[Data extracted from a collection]
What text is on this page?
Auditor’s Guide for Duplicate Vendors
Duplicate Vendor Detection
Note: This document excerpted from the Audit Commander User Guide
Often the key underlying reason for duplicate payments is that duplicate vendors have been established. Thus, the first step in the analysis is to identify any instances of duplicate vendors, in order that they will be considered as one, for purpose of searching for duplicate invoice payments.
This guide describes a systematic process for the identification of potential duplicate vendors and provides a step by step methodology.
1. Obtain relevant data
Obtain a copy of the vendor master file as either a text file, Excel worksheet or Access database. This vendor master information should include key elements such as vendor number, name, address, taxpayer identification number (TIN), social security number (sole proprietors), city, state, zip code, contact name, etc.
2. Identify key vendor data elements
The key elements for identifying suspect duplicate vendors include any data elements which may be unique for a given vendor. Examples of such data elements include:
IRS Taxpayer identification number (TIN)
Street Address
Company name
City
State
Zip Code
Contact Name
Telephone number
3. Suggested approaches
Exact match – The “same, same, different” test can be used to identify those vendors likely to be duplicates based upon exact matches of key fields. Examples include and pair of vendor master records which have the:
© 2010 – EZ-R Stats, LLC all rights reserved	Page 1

TASK DIRECTIONS => Pull out every line above that holds the word "which".

RESULT OF THE EXERCISE =>
The key elements for identifying suspect duplicate vendors include any data elements which may be unique for a given vendor. Examples of such data elements include:
Exact match – The “same, same, different” test can be used to identify those vendors likely to be duplicates based upon exact matches of key fields. Examples include and pair of vendor master records which have the:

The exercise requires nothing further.